THE INPUT:
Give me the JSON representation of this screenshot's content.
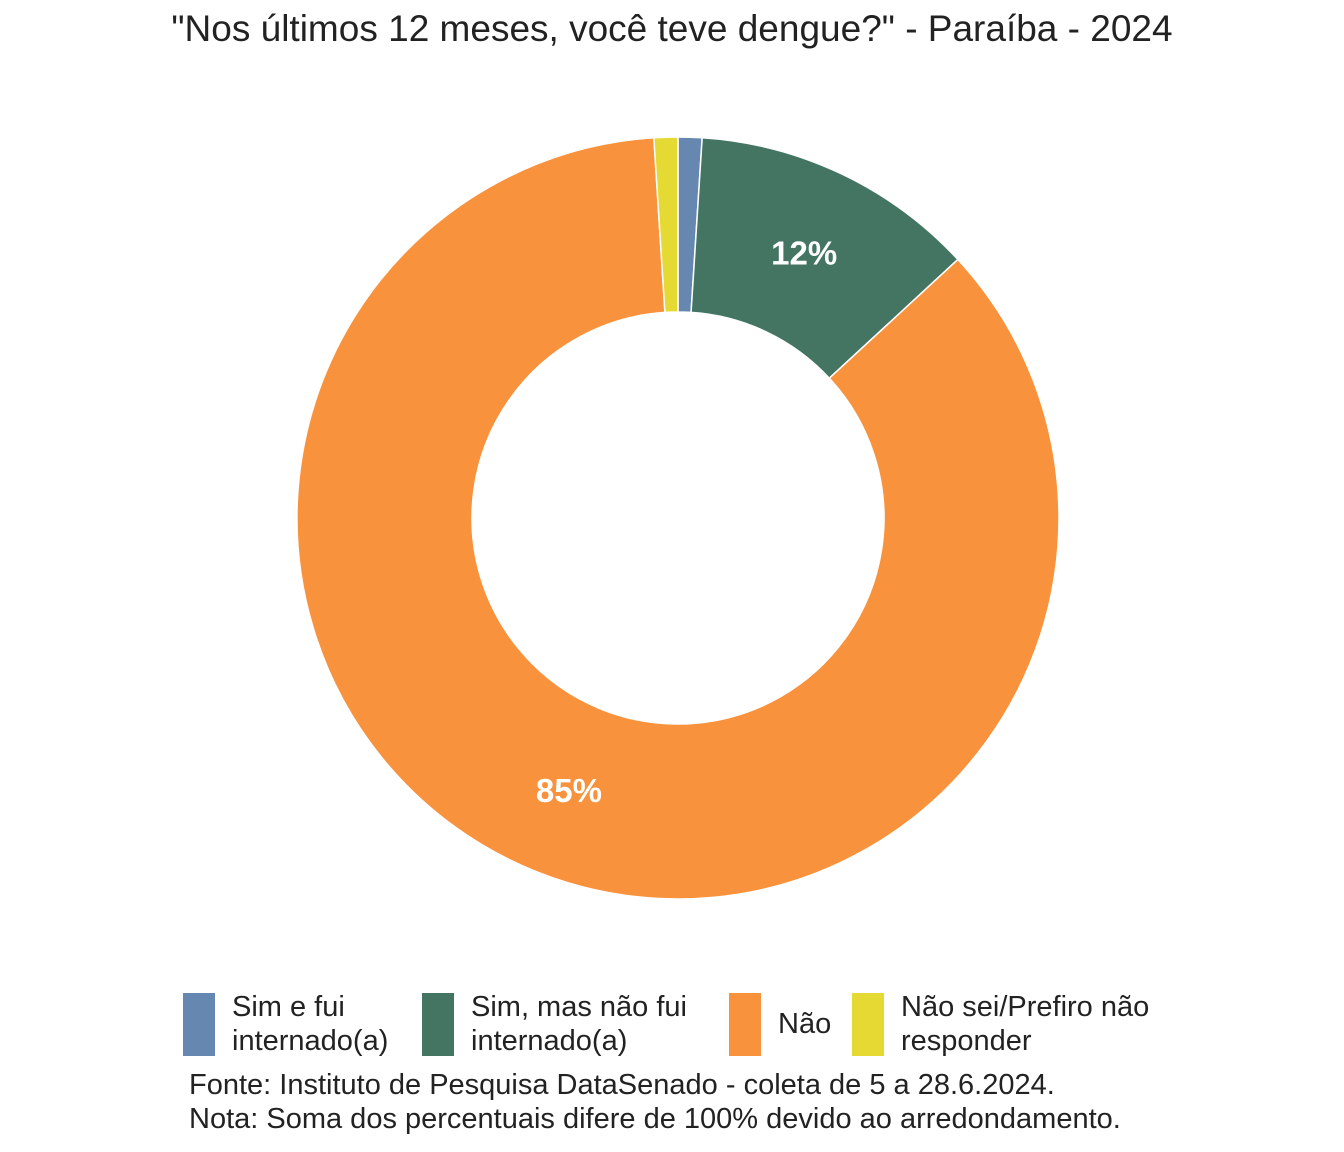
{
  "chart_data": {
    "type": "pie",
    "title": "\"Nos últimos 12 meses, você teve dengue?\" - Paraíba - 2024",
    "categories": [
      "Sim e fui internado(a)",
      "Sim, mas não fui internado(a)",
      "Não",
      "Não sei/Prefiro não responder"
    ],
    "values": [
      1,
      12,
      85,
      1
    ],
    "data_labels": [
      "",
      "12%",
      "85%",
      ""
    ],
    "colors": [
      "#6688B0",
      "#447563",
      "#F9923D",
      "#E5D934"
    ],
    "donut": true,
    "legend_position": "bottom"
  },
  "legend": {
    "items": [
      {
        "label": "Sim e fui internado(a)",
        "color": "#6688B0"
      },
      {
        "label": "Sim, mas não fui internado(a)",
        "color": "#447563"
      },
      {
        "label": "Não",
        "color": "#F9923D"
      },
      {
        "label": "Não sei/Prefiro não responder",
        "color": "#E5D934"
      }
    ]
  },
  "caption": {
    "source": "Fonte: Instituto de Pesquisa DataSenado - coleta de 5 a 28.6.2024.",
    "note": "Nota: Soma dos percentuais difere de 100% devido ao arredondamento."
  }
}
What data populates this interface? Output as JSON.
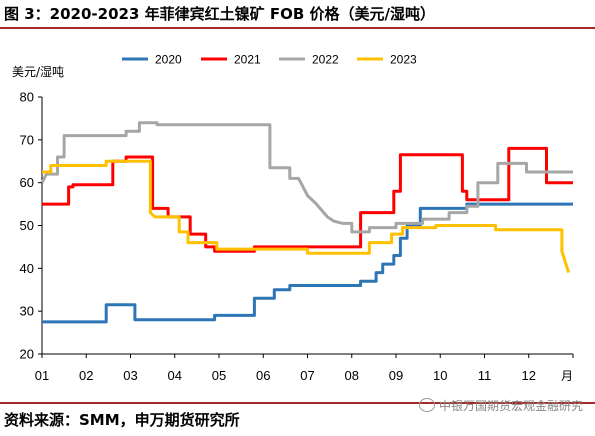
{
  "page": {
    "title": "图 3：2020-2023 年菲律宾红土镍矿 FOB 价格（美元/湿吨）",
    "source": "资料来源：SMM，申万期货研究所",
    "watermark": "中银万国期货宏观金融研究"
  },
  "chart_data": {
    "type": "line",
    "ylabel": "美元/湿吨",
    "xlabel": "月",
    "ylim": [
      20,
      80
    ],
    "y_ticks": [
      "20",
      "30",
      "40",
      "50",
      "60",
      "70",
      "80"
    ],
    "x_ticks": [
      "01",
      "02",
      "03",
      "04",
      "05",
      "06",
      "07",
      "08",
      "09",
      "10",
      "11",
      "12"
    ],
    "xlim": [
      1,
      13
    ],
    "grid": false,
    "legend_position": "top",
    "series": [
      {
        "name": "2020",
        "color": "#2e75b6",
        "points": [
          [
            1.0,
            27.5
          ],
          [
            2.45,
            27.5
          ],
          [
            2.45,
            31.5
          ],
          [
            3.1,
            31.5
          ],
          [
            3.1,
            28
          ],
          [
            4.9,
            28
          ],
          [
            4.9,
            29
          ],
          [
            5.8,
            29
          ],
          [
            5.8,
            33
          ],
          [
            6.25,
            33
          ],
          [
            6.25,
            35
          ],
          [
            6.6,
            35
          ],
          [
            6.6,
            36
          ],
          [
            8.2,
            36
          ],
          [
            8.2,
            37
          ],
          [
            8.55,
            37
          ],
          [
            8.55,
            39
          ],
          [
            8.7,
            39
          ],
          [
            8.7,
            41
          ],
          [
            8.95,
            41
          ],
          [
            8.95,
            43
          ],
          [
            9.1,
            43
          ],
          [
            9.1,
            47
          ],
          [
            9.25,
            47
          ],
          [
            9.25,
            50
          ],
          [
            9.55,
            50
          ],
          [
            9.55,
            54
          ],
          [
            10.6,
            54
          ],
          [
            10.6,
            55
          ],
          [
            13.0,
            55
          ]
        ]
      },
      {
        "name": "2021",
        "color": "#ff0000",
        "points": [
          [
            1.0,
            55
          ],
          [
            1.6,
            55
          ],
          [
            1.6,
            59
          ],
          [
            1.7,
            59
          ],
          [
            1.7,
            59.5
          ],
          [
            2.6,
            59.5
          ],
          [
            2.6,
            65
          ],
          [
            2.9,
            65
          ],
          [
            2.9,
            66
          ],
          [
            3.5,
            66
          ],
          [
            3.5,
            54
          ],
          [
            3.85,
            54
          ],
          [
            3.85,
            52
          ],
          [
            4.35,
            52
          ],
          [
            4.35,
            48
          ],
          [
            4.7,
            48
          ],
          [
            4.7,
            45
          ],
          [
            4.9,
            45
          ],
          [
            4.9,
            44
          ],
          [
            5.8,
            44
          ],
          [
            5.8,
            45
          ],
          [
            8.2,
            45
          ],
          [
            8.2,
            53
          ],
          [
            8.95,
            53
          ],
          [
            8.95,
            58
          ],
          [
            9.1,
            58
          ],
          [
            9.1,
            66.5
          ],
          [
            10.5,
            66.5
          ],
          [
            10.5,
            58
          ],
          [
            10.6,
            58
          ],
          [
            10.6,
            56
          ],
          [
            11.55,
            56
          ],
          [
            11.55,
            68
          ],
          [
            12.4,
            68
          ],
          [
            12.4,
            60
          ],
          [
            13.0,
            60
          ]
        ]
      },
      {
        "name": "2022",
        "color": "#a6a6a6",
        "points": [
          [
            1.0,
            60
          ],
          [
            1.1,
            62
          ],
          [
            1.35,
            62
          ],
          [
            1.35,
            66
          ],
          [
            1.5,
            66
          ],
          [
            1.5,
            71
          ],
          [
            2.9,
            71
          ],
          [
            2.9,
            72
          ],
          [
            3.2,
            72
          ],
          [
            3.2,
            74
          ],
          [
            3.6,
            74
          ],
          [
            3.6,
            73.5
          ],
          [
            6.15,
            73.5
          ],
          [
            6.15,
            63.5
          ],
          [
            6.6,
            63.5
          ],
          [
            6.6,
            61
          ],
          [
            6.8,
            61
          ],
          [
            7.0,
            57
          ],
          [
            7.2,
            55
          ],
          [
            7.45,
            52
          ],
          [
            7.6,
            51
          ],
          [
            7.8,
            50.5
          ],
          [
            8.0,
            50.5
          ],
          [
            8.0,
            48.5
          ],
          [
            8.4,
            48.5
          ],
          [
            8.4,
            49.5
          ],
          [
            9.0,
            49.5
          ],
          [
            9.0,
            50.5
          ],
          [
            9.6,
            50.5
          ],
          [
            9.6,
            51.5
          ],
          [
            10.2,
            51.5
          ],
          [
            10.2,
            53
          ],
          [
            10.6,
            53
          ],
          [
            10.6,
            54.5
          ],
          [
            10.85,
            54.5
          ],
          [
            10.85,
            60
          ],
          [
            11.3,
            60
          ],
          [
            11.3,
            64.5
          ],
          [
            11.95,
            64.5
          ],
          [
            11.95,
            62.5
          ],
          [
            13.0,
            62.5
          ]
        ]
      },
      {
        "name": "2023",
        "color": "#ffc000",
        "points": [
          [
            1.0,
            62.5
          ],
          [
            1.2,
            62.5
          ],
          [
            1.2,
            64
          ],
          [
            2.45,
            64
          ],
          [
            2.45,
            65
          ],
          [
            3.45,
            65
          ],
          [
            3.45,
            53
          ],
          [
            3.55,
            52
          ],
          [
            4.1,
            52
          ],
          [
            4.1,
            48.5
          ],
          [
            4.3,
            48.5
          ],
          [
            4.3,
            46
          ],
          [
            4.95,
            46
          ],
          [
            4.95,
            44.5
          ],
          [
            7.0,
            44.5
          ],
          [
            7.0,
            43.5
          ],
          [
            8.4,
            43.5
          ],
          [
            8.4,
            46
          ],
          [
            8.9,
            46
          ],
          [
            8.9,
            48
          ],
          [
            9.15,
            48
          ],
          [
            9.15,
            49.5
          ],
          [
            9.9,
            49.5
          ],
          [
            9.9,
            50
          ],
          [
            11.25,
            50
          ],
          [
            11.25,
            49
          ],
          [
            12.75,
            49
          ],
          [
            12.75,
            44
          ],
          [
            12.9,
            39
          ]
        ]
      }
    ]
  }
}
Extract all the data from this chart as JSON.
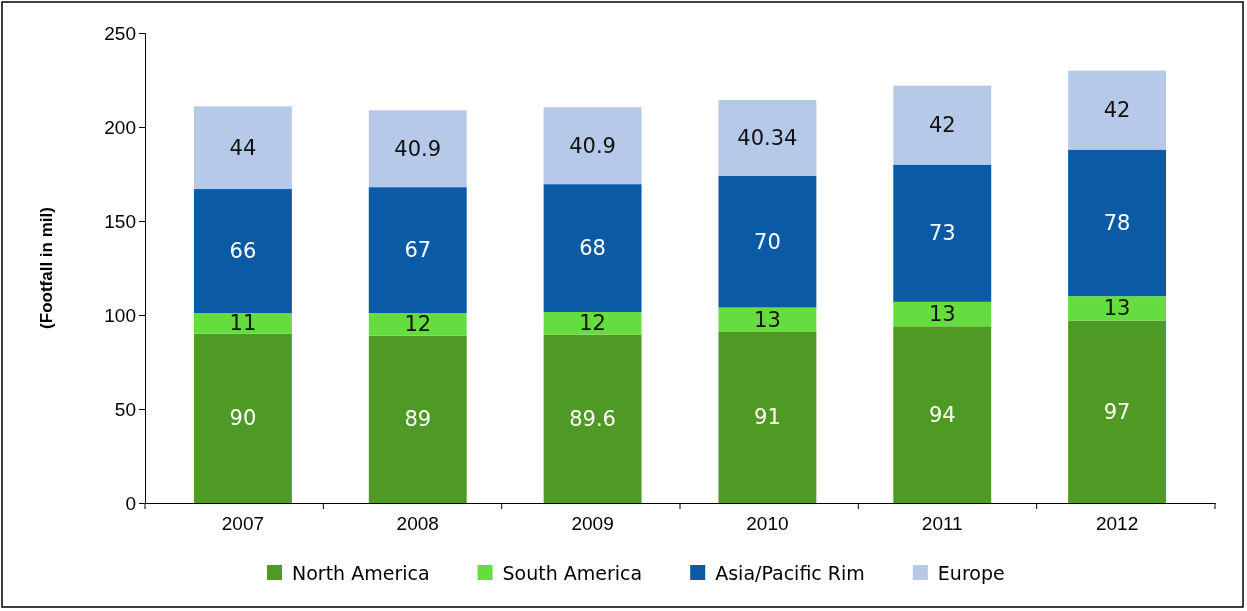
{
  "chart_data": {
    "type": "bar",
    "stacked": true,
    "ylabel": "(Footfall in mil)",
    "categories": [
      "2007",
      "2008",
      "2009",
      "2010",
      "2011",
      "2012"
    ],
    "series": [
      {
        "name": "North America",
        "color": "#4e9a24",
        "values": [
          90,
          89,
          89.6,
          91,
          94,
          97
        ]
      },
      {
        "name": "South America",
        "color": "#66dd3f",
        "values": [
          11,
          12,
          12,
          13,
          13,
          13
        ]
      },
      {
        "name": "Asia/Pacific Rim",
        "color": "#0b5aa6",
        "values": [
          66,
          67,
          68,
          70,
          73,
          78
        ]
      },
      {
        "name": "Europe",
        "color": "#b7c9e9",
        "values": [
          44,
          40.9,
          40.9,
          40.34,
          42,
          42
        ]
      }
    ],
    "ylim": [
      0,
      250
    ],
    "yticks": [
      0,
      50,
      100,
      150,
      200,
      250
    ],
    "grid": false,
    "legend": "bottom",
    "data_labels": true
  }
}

WRITTEN PROBLEM: Working from the line that contains "Extract all the data from this chart as JSON." to the last line of the listing, please quote each line exactly, pictures excluded.

THE OUTPUT:
Extract all the data from this chart as JSON.
{
  "chart_data": {
    "type": "bar",
    "stacked": true,
    "ylabel": "(Footfall in mil)",
    "categories": [
      "2007",
      "2008",
      "2009",
      "2010",
      "2011",
      "2012"
    ],
    "series": [
      {
        "name": "North America",
        "color": "#4e9a24",
        "values": [
          90,
          89,
          89.6,
          91,
          94,
          97
        ]
      },
      {
        "name": "South America",
        "color": "#66dd3f",
        "values": [
          11,
          12,
          12,
          13,
          13,
          13
        ]
      },
      {
        "name": "Asia/Pacific Rim",
        "color": "#0b5aa6",
        "values": [
          66,
          67,
          68,
          70,
          73,
          78
        ]
      },
      {
        "name": "Europe",
        "color": "#b7c9e9",
        "values": [
          44,
          40.9,
          40.9,
          40.34,
          42,
          42
        ]
      }
    ],
    "ylim": [
      0,
      250
    ],
    "yticks": [
      0,
      50,
      100,
      150,
      200,
      250
    ],
    "grid": false,
    "legend": "bottom",
    "data_labels": true
  }
}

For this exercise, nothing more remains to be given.